Transcribe every line of the listing below with no changes, and leave the pictures out of your answer.
--- START OF Dataset extract ---
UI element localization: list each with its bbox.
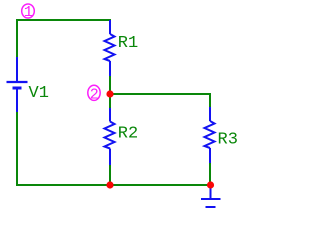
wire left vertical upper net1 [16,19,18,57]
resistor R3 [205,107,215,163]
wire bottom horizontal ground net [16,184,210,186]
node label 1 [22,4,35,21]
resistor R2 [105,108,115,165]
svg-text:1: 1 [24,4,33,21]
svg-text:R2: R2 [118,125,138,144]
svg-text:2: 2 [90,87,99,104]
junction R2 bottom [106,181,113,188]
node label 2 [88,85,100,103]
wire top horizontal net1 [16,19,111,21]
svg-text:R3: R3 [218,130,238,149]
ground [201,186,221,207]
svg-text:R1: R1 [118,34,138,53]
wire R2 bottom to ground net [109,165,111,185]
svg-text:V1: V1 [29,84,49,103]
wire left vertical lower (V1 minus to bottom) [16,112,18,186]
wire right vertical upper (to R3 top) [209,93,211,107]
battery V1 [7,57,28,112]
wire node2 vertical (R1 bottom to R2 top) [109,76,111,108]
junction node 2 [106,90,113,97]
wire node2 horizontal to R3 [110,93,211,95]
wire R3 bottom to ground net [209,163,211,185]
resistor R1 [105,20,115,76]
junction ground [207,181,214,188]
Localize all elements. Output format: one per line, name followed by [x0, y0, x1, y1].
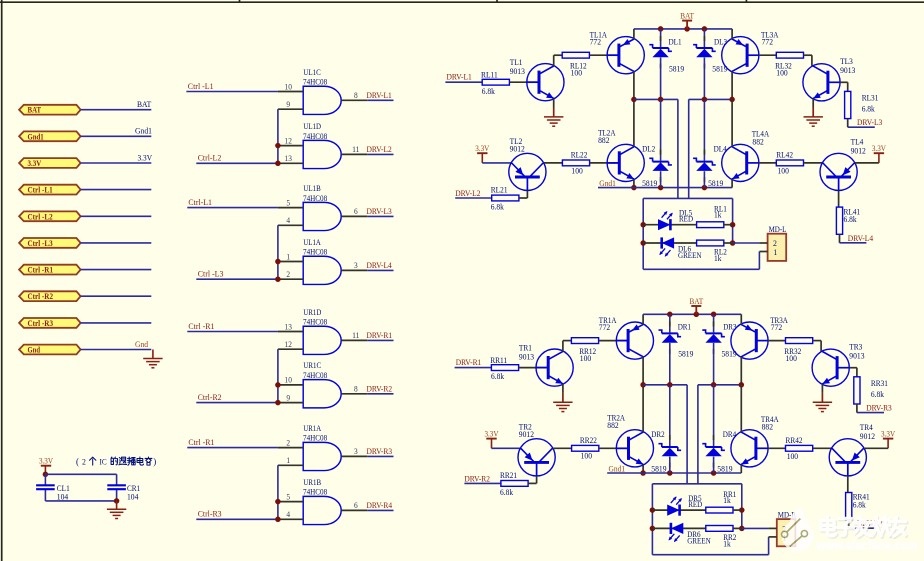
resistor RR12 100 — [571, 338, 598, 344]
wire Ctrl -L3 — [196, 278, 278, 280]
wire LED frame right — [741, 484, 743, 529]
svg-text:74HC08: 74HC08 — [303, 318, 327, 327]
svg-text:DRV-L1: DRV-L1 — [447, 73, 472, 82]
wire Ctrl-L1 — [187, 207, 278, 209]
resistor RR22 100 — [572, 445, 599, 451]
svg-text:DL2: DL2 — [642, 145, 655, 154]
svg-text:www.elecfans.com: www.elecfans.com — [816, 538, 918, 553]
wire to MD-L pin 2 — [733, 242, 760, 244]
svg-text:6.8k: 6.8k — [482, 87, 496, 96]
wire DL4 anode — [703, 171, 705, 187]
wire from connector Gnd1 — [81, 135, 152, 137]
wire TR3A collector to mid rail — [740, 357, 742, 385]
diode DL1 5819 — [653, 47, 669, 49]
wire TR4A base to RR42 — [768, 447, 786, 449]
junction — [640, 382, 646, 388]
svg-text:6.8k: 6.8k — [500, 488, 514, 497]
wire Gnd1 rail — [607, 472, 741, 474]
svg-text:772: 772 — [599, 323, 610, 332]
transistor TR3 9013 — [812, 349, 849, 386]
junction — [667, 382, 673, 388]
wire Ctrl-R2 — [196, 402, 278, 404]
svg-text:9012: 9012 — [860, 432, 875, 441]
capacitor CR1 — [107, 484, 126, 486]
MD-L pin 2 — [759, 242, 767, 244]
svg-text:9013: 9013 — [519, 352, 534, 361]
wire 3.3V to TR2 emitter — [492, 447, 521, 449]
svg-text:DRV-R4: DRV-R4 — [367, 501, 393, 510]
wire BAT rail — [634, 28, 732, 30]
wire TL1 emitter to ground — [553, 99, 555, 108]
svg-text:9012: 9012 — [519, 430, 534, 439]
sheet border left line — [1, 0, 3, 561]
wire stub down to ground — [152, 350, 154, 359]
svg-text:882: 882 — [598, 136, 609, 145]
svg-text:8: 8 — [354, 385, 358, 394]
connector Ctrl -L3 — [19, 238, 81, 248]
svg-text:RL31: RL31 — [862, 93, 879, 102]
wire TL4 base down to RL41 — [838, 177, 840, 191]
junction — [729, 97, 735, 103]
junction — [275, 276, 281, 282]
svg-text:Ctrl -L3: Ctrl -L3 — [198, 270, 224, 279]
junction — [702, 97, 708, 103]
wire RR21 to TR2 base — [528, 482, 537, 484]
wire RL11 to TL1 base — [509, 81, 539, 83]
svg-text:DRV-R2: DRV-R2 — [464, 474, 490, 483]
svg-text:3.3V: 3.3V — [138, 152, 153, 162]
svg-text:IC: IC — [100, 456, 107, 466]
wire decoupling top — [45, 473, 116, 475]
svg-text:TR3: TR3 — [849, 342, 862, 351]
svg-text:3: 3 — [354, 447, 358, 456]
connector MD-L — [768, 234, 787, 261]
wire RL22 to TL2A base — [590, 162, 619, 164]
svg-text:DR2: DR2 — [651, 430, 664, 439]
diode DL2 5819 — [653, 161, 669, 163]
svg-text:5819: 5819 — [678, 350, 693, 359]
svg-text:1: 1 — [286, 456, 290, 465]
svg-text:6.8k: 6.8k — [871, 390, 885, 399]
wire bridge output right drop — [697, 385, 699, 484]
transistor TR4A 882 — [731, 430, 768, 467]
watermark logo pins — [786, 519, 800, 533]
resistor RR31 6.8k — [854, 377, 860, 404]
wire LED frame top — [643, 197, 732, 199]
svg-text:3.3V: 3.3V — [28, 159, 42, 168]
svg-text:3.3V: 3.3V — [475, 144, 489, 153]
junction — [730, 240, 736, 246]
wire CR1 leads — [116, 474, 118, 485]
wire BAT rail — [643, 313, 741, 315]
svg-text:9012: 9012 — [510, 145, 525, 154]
--- END OF Dataset extract ---
Finished task:
UI element localization: list each with its bbox.
wire left vertical upper net1 [16,19,18,57]
resistor R3 [205,107,215,163]
wire bottom horizontal ground net [16,184,210,186]
node label 1 [22,4,35,21]
resistor R2 [105,108,115,165]
svg-text:1: 1 [24,4,33,21]
svg-text:R2: R2 [118,125,138,144]
svg-text:2: 2 [90,87,99,104]
junction R2 bottom [106,181,113,188]
node label 2 [88,85,100,103]
wire top horizontal net1 [16,19,111,21]
svg-text:R3: R3 [218,130,238,149]
ground [201,186,221,207]
svg-text:R1: R1 [118,34,138,53]
wire R2 bottom to ground net [109,165,111,185]
svg-text:V1: V1 [29,84,49,103]
wire left vertical lower (V1 minus to bottom) [16,112,18,186]
wire right vertical upper (to R3 top) [209,93,211,107]
battery V1 [7,57,28,112]
wire node2 vertical (R1 bottom to R2 top) [109,76,111,108]
junction node 2 [106,90,113,97]
wire node2 horizontal to R3 [110,93,211,95]
wire R3 bottom to ground net [209,163,211,185]
resistor R1 [105,20,115,76]
junction ground [207,181,214,188]
Localize all elements. Output format: one per line, name followed by [x0, y0, x1, y1].
resistor RR12 100 — [571, 338, 598, 344]
wire Ctrl -L3 — [196, 278, 278, 280]
wire LED frame right — [741, 484, 743, 529]
svg-text:74HC08: 74HC08 — [303, 318, 327, 327]
svg-text:DRV-L1: DRV-L1 — [447, 73, 472, 82]
wire Ctrl-L1 — [187, 207, 278, 209]
resistor RR22 100 — [572, 445, 599, 451]
svg-text:DL2: DL2 — [642, 145, 655, 154]
svg-text:www.elecfans.com: www.elecfans.com — [816, 538, 918, 553]
wire to MD-L pin 2 — [733, 242, 760, 244]
svg-text:6.8k: 6.8k — [482, 87, 496, 96]
wire DL4 anode — [703, 171, 705, 187]
wire from connector Gnd1 — [81, 135, 152, 137]
wire TR3A collector to mid rail — [740, 357, 742, 385]
diode DL1 5819 — [653, 47, 669, 49]
wire TR4A base to RR42 — [768, 447, 786, 449]
junction — [640, 382, 646, 388]
svg-text:6.8k: 6.8k — [500, 488, 514, 497]
wire Gnd1 rail — [607, 472, 741, 474]
svg-text:772: 772 — [599, 323, 610, 332]
transistor TR3 9013 — [812, 349, 849, 386]
junction — [667, 382, 673, 388]
wire Ctrl-R2 — [196, 402, 278, 404]
svg-text:9012: 9012 — [860, 432, 875, 441]
capacitor CR1 — [107, 484, 126, 486]
MD-L pin 2 — [759, 242, 767, 244]
svg-text:9013: 9013 — [519, 352, 534, 361]
wire 3.3V to TR2 emitter — [492, 447, 521, 449]
svg-text:DRV-R4: DRV-R4 — [367, 501, 393, 510]
wire BAT rail — [634, 28, 732, 30]
wire TL1 emitter to ground — [553, 99, 555, 108]
svg-text:9012: 9012 — [519, 430, 534, 439]
sheet border left line — [1, 0, 3, 561]
wire stub down to ground — [152, 350, 154, 359]
svg-text:882: 882 — [598, 136, 609, 145]
svg-text:8: 8 — [354, 385, 358, 394]
connector Ctrl -L3 — [19, 238, 81, 248]
svg-text:RL31: RL31 — [862, 93, 879, 102]
wire TL4 base down to RL41 — [838, 177, 840, 191]
junction — [729, 97, 735, 103]
junction — [275, 276, 281, 282]
svg-text:Ctrl -L3: Ctrl -L3 — [198, 270, 224, 279]
junction — [702, 97, 708, 103]
wire RR21 to TR2 base — [528, 482, 537, 484]
wire RL11 to TL1 base — [509, 81, 539, 83]
svg-text:DRV-R2: DRV-R2 — [464, 474, 490, 483]
svg-text:3.3V: 3.3V — [138, 152, 153, 162]
svg-text:IC: IC — [100, 456, 107, 466]
wire decoupling top — [45, 473, 116, 475]
svg-text:TR3: TR3 — [849, 342, 862, 351]
svg-text:3: 3 — [354, 447, 358, 456]
connector MD-L — [768, 234, 787, 261]
wire RL22 to TL2A base — [590, 162, 619, 164]
svg-text:DR2: DR2 — [651, 430, 664, 439]
diode DL2 5819 — [653, 161, 669, 163]
svg-text:5819: 5819 — [678, 350, 693, 359]
svg-text:1: 1 — [286, 456, 290, 465]
svg-text:6.8k: 6.8k — [871, 390, 885, 399]
wire bridge output right drop — [697, 385, 699, 484]
transistor TR4A 882 — [731, 430, 768, 467]
watermark logo pins — [786, 519, 800, 533]
resistor RR31 6.8k — [854, 377, 860, 404]
wire LED frame top — [643, 197, 732, 199]
svg-text:3.3V: 3.3V — [28, 159, 42, 168]
svg-text:3.3V: 3.3V — [475, 144, 489, 153]
junction — [730, 240, 736, 246]
wire CR1 leads — [116, 474, 118, 485]
wire BAT rail — [643, 313, 741, 315]
svg-text:9012: 9012 — [510, 145, 525, 154]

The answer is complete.